PGC-1α is not mandatory for exercise- and training-induced adaptive gene responses in mouse skeletal muscle

Abstract

The aim of the present study was to test the hypothesis that peroxisome proliferator activated receptor-γ coactivator (PGC) 1α is required for exercise-induced adaptive gene responses in skeletal muscle. Whole body PGC-1α knockout (KO) and littermate wild-type (WT) mice performed a single treadmill-running exercise bout. Soleus and white gastrocnemius (WG) were obtained immediately, 2 h, or 6 h after exercise. Another group of PGC-1α KO and WT mice performed 5-wk exercise training. Soleus, WG, and quadriceps were obtained ∼37 h after the last training session. Resting muscles of the PGC-1α KO mice had lower (∼20%) cytochrome c (cyt c), cytochrome oxidase (COX) I, and aminolevulinate synthase (ALAS) 1 mRNA and protein levels than WT, but similar levels of AMP-activated protein kinase (AMPK) α1, AMPKα2, and hexokinase (HK) II compared with WT mice. A single exercise bout increased phosphorylation of AMPK and acetyl-CoA carboxylase-β and the level of HKII mRNA similarly in WG of KO and WT. In contrast, cyt c mRNA in soleus was upregulated in WT muscles only. Exercise training increased cyt c, COXI, ALAS1, and HKII mRNA and protein levels equally in WT and KO animals, but cyt c, COXI, and ALAS1 expression remained ∼20% lower in KO animals. In conclusion, lack of PGC-1α reduced resting expression of cyt c, COXI, and ALAS1 and exercise-induced cyt c mRNA expression. However, PGC-1α is not mandatory for training-induced increases in ALAS1, COXI, and cyt c expression, showing that factors other than PGC-1α can exert these adaptations.

→ Recorded data:

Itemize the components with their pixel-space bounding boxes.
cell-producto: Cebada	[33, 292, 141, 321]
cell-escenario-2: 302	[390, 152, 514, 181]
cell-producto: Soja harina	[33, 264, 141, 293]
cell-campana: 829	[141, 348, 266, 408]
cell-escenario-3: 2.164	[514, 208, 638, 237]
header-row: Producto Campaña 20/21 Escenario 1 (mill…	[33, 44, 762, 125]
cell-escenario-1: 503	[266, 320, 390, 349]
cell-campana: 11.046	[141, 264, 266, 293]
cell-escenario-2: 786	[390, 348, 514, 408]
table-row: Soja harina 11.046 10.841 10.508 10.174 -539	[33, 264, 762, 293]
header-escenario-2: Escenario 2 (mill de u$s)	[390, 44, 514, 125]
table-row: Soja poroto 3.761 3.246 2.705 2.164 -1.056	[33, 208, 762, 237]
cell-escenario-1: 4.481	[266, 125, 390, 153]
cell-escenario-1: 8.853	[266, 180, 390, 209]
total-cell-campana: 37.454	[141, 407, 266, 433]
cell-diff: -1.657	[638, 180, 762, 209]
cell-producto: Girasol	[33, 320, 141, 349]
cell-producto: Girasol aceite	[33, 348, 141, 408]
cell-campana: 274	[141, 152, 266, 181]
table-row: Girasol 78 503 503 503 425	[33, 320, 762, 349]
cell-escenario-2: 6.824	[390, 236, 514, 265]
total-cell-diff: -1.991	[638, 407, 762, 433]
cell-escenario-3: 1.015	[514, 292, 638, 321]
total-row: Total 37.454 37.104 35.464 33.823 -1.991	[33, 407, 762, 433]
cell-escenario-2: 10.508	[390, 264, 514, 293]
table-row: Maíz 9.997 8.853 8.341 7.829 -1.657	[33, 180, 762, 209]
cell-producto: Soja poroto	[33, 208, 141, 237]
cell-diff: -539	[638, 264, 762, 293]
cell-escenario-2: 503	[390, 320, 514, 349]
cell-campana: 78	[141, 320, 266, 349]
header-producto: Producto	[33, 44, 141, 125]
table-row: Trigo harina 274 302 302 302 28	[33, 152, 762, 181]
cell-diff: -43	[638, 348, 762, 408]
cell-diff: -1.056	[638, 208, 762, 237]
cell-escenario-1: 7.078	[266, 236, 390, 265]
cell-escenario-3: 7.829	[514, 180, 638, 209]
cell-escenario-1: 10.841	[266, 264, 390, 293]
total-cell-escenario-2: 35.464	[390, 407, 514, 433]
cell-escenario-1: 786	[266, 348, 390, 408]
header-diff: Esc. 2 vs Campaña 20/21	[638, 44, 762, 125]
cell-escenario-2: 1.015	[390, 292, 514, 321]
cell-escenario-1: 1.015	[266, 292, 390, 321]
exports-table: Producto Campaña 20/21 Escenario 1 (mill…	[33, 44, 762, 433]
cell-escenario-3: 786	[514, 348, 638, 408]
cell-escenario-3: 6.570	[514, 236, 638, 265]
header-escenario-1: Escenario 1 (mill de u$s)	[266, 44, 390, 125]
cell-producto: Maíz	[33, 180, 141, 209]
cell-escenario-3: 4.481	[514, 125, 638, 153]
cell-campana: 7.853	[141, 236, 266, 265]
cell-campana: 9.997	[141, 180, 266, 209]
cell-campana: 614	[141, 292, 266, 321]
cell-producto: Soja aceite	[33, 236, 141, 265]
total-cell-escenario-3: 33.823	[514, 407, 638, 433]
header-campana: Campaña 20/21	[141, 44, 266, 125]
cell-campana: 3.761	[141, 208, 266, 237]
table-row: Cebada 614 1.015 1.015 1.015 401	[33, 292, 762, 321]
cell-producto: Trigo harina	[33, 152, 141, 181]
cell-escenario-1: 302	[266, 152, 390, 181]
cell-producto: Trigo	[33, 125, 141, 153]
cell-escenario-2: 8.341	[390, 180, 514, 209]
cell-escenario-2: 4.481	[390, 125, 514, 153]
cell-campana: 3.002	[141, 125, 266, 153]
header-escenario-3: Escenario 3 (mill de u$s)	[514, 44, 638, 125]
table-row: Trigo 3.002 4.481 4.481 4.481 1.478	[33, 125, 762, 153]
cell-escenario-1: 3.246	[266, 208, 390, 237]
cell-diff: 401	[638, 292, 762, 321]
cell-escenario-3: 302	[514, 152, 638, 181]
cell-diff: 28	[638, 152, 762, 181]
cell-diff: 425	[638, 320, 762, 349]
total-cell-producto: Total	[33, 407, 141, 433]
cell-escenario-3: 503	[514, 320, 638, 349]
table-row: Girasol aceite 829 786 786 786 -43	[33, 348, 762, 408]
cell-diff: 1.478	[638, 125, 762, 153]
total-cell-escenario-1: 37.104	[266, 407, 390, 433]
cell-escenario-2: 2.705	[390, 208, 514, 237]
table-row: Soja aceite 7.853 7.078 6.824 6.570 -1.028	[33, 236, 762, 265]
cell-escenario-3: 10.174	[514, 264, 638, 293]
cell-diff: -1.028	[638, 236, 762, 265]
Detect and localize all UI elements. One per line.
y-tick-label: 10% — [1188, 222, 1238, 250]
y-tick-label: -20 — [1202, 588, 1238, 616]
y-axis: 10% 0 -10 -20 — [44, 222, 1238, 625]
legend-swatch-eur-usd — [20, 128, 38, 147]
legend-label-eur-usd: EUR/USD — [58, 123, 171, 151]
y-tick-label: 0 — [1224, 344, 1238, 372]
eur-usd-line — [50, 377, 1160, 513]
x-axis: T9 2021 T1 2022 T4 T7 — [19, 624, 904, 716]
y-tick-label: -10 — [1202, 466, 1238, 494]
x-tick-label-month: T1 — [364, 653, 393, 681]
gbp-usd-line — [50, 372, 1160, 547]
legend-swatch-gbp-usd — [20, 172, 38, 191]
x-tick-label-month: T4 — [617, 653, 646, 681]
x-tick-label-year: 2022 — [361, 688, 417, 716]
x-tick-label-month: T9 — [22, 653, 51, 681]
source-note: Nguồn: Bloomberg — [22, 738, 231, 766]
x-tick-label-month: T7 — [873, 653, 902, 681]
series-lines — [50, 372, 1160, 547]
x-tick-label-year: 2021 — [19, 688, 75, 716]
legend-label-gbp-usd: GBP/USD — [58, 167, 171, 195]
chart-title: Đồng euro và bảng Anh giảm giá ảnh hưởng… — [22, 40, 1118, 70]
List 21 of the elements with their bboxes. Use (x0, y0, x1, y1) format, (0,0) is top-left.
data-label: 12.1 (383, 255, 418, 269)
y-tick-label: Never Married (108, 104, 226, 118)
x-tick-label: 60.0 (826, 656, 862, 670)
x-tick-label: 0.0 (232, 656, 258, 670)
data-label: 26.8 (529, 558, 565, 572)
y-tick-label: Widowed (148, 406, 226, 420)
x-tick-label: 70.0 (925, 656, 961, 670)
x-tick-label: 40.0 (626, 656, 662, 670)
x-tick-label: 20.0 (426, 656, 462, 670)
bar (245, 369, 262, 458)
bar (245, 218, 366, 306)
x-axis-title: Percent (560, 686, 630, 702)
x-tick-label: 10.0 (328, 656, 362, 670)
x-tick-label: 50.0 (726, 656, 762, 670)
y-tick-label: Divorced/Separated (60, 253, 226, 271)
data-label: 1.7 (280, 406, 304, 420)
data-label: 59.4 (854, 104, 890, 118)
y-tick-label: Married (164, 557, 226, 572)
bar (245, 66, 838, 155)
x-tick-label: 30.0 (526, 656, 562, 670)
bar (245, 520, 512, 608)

→ What is being asked: Reproduce the text on PGC-1α and exercise-induced gene responses in mouse skeletal muscle word for word, from its title through its final sentence.

→ Response:
PGC-1α is not mandatory for exercise- and training-induced adaptive gene responses in mouse skeletal muscle

Abstract

The aim of the present study was to test the hypothesis that peroxisome proliferator activated receptor-γ coactivator (PGC) 1α is required for exercise-induced adaptive gene responses in skeletal muscle. Whole body PGC-1α knockout (KO) and littermate wild-type (WT) mice performed a single treadmill-running exercise bout. Soleus and white gastrocnemius (WG) were obtained immediately, 2 h, or 6 h after exercise. Another group of PGC-1α KO and WT mice performed 5-wk exercise training. Soleus, WG, and quadriceps were obtained ∼37 h after the last training session. Resting muscles of the PGC-1α KO mice had lower (∼20%) cytochrome c (cyt c), cytochrome oxidase (COX) I, and aminolevulinate synthase (ALAS) 1 mRNA and protein levels than WT, but similar levels of AMP-activated protein kinase (AMPK) α1, AMPKα2, and hexokinase (HK) II compared with WT mice. A single exercise bout increased phosphorylation of AMPK and acetyl-CoA carboxylase-β and the level of HKII mRNA similarly in WG of KO and WT. In contrast, cyt c mRNA in soleus was upregulated in WT muscles only. Exercise training increased cyt c, COXI, ALAS1, and HKII mRNA and protein levels equally in WT and KO animals, but cyt c, COXI, and ALAS1 expression remained ∼20% lower in KO animals. In conclusion, lack of PGC-1α reduced resting expression of cyt c, COXI, and ALAS1 and exercise-induced cyt c mRNA expression. However, PGC-1α is not mandatory for training-induced increases in ALAS1, COXI, and cyt c expression, showing that factors other than PGC-1α can exert these adaptations.